** BEGIN Record excerpts **

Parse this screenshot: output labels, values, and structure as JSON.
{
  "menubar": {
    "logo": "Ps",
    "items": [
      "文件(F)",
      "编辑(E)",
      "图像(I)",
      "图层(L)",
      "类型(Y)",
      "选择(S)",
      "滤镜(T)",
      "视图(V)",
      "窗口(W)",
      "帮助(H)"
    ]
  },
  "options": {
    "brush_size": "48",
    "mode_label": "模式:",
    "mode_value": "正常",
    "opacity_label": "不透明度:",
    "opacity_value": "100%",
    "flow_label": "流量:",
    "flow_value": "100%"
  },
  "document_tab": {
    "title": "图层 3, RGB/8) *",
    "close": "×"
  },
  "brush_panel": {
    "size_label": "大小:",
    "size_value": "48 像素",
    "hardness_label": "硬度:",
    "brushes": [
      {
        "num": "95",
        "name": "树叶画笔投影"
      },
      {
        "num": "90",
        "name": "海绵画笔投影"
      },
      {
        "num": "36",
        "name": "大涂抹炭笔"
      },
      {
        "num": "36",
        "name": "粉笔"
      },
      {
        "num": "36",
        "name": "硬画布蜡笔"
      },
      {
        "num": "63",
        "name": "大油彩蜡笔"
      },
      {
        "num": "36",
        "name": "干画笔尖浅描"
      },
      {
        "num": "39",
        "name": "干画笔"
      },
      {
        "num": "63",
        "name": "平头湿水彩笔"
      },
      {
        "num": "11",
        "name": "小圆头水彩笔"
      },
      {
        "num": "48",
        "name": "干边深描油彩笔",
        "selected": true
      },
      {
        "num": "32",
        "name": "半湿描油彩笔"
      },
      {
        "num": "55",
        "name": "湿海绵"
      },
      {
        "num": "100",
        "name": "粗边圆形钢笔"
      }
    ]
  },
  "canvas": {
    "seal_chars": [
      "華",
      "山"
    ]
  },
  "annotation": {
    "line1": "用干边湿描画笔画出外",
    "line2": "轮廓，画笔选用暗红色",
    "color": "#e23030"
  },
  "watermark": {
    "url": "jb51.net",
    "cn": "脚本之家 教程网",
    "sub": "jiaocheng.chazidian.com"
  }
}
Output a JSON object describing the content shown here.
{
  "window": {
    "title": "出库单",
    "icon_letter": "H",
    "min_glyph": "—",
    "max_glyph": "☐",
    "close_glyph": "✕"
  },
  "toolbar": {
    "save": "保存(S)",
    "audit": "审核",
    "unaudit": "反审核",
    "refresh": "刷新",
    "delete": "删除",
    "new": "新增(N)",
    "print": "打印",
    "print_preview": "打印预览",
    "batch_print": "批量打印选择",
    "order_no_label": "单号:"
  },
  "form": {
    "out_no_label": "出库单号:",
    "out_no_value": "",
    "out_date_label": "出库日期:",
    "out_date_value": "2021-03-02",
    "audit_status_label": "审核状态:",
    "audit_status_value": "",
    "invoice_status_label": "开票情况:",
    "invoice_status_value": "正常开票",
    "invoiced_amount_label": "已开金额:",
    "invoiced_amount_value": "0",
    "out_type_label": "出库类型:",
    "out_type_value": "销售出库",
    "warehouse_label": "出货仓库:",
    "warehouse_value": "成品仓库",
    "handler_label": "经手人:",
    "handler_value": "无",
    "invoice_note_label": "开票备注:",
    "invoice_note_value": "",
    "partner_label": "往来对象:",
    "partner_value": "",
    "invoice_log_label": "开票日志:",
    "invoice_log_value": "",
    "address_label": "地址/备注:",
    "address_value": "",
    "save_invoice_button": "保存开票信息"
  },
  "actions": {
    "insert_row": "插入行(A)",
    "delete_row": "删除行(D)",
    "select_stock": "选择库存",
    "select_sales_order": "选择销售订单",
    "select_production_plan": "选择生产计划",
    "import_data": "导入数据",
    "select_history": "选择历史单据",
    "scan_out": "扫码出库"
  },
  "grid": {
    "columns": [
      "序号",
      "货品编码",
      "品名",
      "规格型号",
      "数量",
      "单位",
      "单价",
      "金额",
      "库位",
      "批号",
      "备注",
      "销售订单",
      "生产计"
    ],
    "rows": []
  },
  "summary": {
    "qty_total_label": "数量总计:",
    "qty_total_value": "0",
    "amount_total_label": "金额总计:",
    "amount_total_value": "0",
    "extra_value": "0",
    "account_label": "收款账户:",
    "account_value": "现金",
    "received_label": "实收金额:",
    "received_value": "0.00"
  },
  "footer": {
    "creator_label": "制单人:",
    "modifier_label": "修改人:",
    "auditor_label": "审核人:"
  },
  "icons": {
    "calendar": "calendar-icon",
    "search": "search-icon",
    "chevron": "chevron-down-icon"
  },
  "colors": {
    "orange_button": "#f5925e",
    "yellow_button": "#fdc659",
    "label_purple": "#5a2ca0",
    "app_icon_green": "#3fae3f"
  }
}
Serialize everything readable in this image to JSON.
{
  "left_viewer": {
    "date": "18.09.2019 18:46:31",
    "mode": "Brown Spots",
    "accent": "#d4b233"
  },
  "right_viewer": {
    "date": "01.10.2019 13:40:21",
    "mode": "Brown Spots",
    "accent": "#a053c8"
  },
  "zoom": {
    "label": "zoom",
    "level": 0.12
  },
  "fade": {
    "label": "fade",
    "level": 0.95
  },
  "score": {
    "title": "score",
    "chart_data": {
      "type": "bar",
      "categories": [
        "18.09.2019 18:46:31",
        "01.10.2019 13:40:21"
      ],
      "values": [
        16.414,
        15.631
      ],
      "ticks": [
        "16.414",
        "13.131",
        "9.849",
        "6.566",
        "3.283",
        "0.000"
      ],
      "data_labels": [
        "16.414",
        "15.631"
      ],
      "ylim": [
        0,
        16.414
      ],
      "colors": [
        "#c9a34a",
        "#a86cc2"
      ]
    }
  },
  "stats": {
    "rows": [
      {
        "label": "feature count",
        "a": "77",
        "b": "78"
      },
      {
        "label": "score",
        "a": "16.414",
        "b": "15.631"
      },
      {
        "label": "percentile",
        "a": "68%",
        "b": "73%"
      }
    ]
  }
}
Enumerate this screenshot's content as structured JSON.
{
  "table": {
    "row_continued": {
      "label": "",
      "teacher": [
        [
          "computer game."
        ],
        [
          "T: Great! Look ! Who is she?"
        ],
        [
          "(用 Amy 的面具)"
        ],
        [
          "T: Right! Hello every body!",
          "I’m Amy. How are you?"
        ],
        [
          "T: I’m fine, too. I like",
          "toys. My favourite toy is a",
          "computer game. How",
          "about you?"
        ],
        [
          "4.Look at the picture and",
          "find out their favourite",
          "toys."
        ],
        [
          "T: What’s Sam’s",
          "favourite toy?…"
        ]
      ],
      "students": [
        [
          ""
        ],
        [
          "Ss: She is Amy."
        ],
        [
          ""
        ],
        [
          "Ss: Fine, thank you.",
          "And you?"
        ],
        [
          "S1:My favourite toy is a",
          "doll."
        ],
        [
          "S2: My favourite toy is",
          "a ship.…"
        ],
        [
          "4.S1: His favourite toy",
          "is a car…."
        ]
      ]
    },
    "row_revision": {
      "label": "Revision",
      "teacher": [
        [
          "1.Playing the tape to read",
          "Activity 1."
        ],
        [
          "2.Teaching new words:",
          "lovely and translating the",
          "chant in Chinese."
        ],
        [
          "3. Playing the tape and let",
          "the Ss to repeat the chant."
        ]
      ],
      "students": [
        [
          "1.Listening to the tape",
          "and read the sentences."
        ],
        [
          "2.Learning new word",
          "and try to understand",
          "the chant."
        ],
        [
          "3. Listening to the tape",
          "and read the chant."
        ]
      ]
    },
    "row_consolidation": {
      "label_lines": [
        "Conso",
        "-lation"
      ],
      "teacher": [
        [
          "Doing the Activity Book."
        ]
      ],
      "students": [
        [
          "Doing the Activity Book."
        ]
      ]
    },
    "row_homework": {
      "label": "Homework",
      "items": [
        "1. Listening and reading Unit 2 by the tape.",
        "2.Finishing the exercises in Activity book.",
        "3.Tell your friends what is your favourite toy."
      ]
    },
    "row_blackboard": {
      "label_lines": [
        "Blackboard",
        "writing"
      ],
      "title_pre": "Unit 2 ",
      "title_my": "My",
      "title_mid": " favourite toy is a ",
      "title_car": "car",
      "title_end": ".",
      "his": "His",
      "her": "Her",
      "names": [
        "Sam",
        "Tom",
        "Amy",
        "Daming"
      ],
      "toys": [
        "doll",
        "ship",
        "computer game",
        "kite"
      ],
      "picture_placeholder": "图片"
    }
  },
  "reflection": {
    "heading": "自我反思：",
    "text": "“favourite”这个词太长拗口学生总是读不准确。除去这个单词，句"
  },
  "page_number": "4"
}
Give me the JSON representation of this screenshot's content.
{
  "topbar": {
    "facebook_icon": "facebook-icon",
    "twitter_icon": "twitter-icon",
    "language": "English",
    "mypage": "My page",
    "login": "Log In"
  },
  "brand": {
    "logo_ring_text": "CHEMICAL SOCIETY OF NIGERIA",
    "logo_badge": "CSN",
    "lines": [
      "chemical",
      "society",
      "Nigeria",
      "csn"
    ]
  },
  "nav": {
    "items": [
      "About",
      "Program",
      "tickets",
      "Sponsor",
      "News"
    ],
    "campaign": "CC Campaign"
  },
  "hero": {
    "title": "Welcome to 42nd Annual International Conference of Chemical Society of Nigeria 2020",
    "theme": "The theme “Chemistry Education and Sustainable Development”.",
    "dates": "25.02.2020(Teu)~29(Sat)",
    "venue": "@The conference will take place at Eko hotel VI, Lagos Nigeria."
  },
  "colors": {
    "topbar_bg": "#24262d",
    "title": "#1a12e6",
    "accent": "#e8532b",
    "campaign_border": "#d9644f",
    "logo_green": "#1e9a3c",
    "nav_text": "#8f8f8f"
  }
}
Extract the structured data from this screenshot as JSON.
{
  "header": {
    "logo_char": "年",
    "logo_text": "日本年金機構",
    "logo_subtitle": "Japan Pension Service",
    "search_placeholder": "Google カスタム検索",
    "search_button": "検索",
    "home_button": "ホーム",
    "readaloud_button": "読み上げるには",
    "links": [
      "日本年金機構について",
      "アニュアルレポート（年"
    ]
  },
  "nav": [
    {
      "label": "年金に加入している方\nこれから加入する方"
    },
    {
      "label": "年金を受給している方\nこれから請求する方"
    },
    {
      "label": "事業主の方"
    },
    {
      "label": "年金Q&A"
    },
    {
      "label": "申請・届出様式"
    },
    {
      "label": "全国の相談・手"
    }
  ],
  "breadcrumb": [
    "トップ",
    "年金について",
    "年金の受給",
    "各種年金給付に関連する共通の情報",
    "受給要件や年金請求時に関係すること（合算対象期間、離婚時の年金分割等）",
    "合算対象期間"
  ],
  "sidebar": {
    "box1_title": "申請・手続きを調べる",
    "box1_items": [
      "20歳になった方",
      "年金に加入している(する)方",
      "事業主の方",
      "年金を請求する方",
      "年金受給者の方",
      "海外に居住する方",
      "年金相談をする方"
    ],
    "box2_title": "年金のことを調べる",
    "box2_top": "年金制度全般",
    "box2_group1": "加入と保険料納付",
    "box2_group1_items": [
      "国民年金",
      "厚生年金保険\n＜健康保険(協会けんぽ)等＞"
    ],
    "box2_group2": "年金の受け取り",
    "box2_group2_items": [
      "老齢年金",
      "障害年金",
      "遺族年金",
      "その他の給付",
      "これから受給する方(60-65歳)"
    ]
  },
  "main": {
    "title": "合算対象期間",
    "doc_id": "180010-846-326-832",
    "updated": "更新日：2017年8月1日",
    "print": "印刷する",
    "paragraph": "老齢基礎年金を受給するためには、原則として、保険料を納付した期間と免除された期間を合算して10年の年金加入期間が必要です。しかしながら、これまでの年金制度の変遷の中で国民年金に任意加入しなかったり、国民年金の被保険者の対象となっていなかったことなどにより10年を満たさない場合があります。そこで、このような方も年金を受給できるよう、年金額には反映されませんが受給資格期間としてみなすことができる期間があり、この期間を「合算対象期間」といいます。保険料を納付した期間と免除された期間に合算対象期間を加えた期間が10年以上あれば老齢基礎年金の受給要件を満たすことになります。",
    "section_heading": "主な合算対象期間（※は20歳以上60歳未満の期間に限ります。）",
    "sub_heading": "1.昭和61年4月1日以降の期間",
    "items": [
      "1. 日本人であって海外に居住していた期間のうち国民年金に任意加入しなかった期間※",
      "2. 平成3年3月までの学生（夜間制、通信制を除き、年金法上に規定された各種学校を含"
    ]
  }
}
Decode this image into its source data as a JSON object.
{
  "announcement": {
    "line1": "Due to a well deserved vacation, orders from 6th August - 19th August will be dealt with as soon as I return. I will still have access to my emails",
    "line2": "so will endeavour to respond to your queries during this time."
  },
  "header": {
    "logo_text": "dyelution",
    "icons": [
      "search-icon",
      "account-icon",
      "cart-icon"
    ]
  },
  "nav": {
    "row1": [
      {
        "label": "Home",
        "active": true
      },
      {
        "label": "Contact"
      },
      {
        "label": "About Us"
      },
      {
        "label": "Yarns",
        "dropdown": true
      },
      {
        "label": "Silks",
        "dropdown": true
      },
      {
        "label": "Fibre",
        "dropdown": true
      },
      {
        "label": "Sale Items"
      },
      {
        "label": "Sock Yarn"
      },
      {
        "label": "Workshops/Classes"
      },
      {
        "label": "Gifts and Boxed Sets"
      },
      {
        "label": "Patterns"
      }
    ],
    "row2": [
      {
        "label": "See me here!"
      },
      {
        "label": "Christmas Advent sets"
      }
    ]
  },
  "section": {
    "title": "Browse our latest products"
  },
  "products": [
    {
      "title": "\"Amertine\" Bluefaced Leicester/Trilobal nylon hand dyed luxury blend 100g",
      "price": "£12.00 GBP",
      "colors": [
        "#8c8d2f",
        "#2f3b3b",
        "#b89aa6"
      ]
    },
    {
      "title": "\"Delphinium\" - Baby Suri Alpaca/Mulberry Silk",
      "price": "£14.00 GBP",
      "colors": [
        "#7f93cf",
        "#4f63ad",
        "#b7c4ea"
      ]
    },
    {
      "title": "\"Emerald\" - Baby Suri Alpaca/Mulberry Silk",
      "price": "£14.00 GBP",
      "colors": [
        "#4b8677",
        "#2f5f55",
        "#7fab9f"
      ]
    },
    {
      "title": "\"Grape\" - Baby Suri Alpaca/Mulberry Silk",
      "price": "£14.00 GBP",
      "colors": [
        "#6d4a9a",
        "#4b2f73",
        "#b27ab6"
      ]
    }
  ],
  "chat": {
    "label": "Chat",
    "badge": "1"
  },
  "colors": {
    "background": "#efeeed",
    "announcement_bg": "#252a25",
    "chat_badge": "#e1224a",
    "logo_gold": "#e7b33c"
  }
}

** END Record excerpts **

Task details: Read the entries and pick out all lines that include the word "Activity".

Solution to this problem:
          "Activity 1."
          "Doing the Activity Book."
          "Doing the Activity Book."
        "2.Finishing the exercises in Activity book.",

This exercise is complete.